** Begin **
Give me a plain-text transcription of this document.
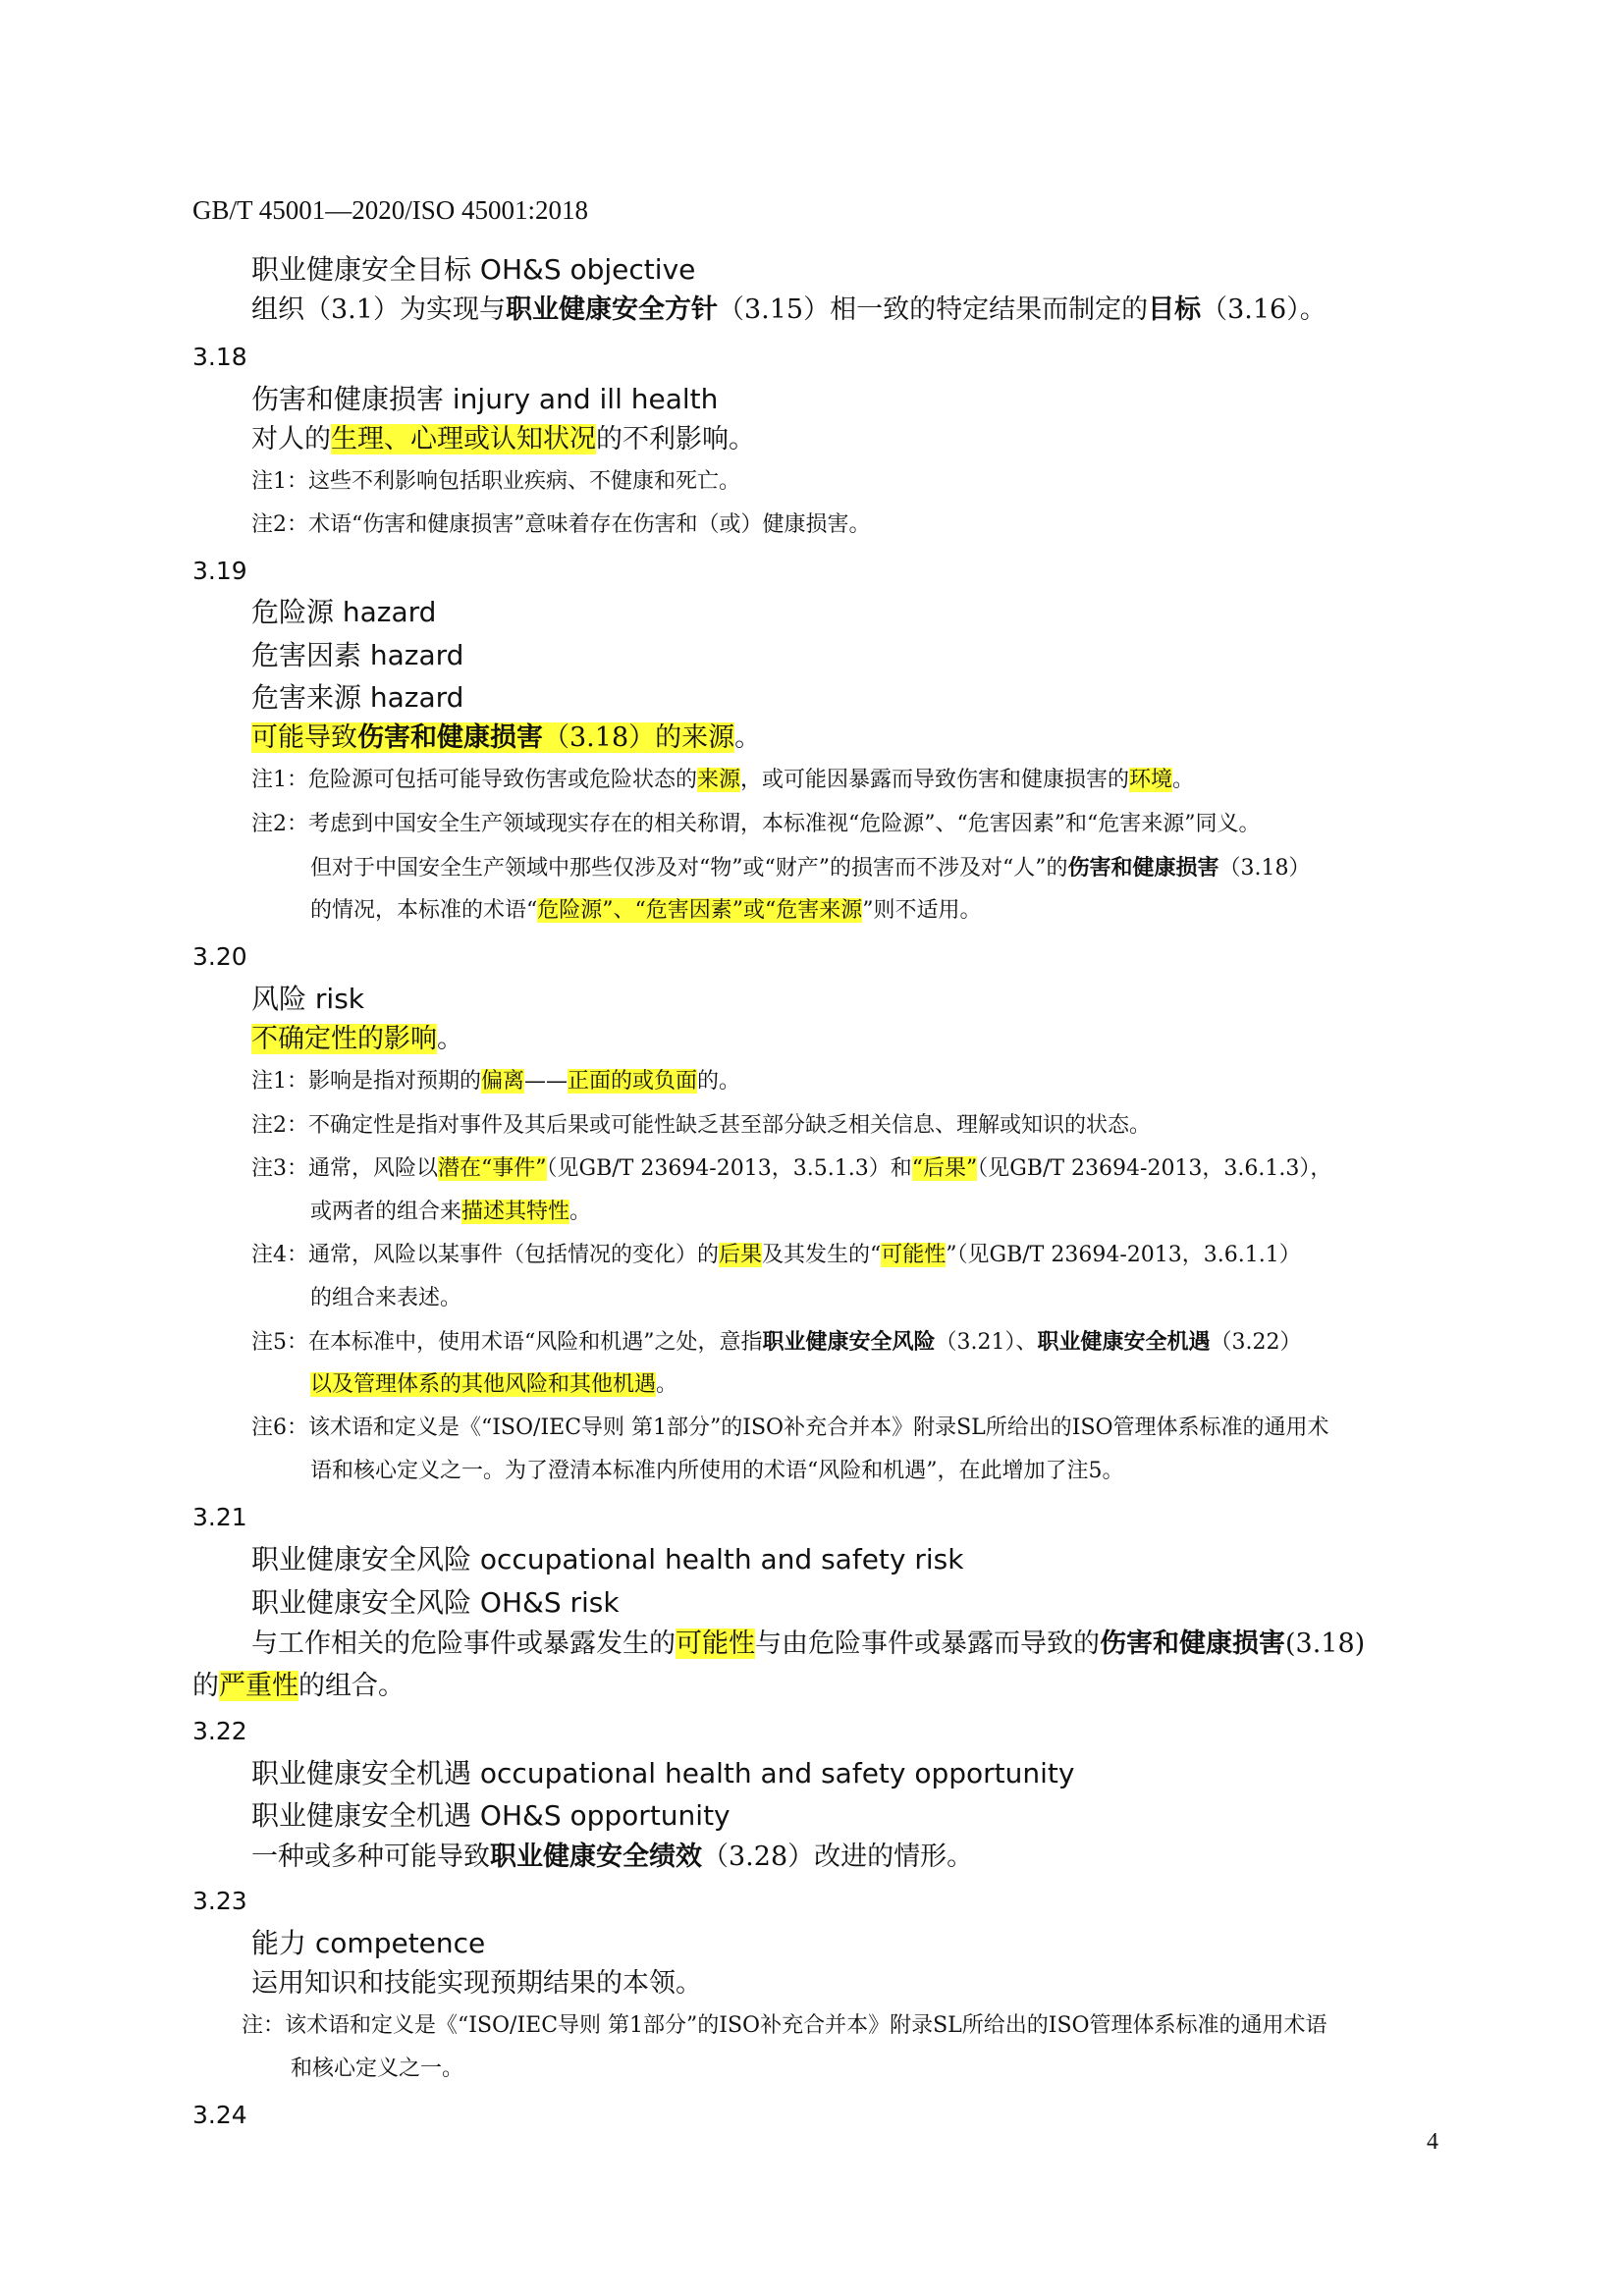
GB/T 45001—2020/ISO 45001:2018
职业健康安全目标 OH&S objective
组织（3.1）为实现与职业健康安全方针（3.15）相一致的特定结果而制定的目标（3.16）。
3.18
伤害和健康损害 injury and ill health
对人的生理、心理或认知状况的不利影响。
注1：这些不利影响包括职业疾病、不健康和死亡。
注2：术语“伤害和健康损害”意味着存在伤害和（或）健康损害。
3.19
危险源 hazard
危害因素 hazard
危害来源 hazard
可能导致伤害和健康损害（3.18）的来源。
注1：危险源可包括可能导致伤害或危险状态的来源，或可能因暴露而导致伤害和健康损害的环境。
注2：考虑到中国安全生产领域现实存在的相关称谓，本标准视“危险源”、“危害因素”和“危害来源”同义。
但对于中国安全生产领域中那些仅涉及对“物”或“财产”的损害而不涉及对“人”的伤害和健康损害（3.18）
的情况，本标准的术语“危险源”、“危害因素”或“危害来源”则不适用。
3.20
风险 risk
不确定性的影响。
注1：影响是指对预期的偏离——正面的或负面的。
注2：不确定性是指对事件及其后果或可能性缺乏甚至部分缺乏相关信息、理解或知识的状态。
注3：通常，风险以潜在“事件”（见GB/T 23694-2013，3.5.1.3）和“后果”（见GB/T 23694-2013，3.6.1.3），
或两者的组合来描述其特性。
注4：通常，风险以某事件（包括情况的变化）的后果及其发生的“可能性”（见GB/T 23694-2013，3.6.1.1）
的组合来表述。
注5：在本标准中，使用术语“风险和机遇”之处，意指职业健康安全风险（3.21）、职业健康安全机遇（3.22）
以及管理体系的其他风险和其他机遇。
注6：该术语和定义是《“ISO/IEC导则 第1部分”的ISO补充合并本》附录SL所给出的ISO管理体系标准的通用术
语和核心定义之一。为了澄清本标准内所使用的术语“风险和机遇”，在此增加了注5。
3.21
职业健康安全风险 occupational health and safety risk
职业健康安全风险 OH&S risk
与工作相关的危险事件或暴露发生的可能性与由危险事件或暴露而导致的伤害和健康损害(3.18)
的严重性的组合。
3.22
职业健康安全机遇 occupational health and safety opportunity
职业健康安全机遇 OH&S opportunity
一种或多种可能导致职业健康安全绩效（3.28）改进的情形。
3.23
能力 competence
运用知识和技能实现预期结果的本领。
注：该术语和定义是《“ISO/IEC导则 第1部分”的ISO补充合并本》附录SL所给出的ISO管理体系标准的通用术语
和核心定义之一。
3.24
4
** End **
What the exercise asks >>
Repeat the material verbatim. Do not carry over any picture.

Result of this task >>
Give me a plain-text transcription of this document.
GB/T 45001—2020/ISO 45001:2018
职业健康安全目标 OH&S objective
组织（3.1）为实现与职业健康安全方针（3.15）相一致的特定结果而制定的目标（3.16）。
3.18
伤害和健康损害 injury and ill health
对人的生理、心理或认知状况的不利影响。
注1：这些不利影响包括职业疾病、不健康和死亡。
注2：术语“伤害和健康损害”意味着存在伤害和（或）健康损害。
3.19
危险源 hazard
危害因素 hazard
危害来源 hazard
可能导致伤害和健康损害（3.18）的来源。
注1：危险源可包括可能导致伤害或危险状态的来源，或可能因暴露而导致伤害和健康损害的环境。
注2：考虑到中国安全生产领域现实存在的相关称谓，本标准视“危险源”、“危害因素”和“危害来源”同义。
但对于中国安全生产领域中那些仅涉及对“物”或“财产”的损害而不涉及对“人”的伤害和健康损害（3.18）
的情况，本标准的术语“危险源”、“危害因素”或“危害来源”则不适用。
3.20
风险 risk
不确定性的影响。
注1：影响是指对预期的偏离——正面的或负面的。
注2：不确定性是指对事件及其后果或可能性缺乏甚至部分缺乏相关信息、理解或知识的状态。
注3：通常，风险以潜在“事件”（见GB/T 23694-2013，3.5.1.3）和“后果”（见GB/T 23694-2013，3.6.1.3），
或两者的组合来描述其特性。
注4：通常，风险以某事件（包括情况的变化）的后果及其发生的“可能性”（见GB/T 23694-2013，3.6.1.1）
的组合来表述。
注5：在本标准中，使用术语“风险和机遇”之处，意指职业健康安全风险（3.21）、职业健康安全机遇（3.22）
以及管理体系的其他风险和其他机遇。
注6：该术语和定义是《“ISO/IEC导则 第1部分”的ISO补充合并本》附录SL所给出的ISO管理体系标准的通用术
语和核心定义之一。为了澄清本标准内所使用的术语“风险和机遇”，在此增加了注5。
3.21
职业健康安全风险 occupational health and safety risk
职业健康安全风险 OH&S risk
与工作相关的危险事件或暴露发生的可能性与由危险事件或暴露而导致的伤害和健康损害(3.18)
的严重性的组合。
3.22
职业健康安全机遇 occupational health and safety opportunity
职业健康安全机遇 OH&S opportunity
一种或多种可能导致职业健康安全绩效（3.28）改进的情形。
3.23
能力 competence
运用知识和技能实现预期结果的本领。
注：该术语和定义是《“ISO/IEC导则 第1部分”的ISO补充合并本》附录SL所给出的ISO管理体系标准的通用术语
和核心定义之一。
3.24
4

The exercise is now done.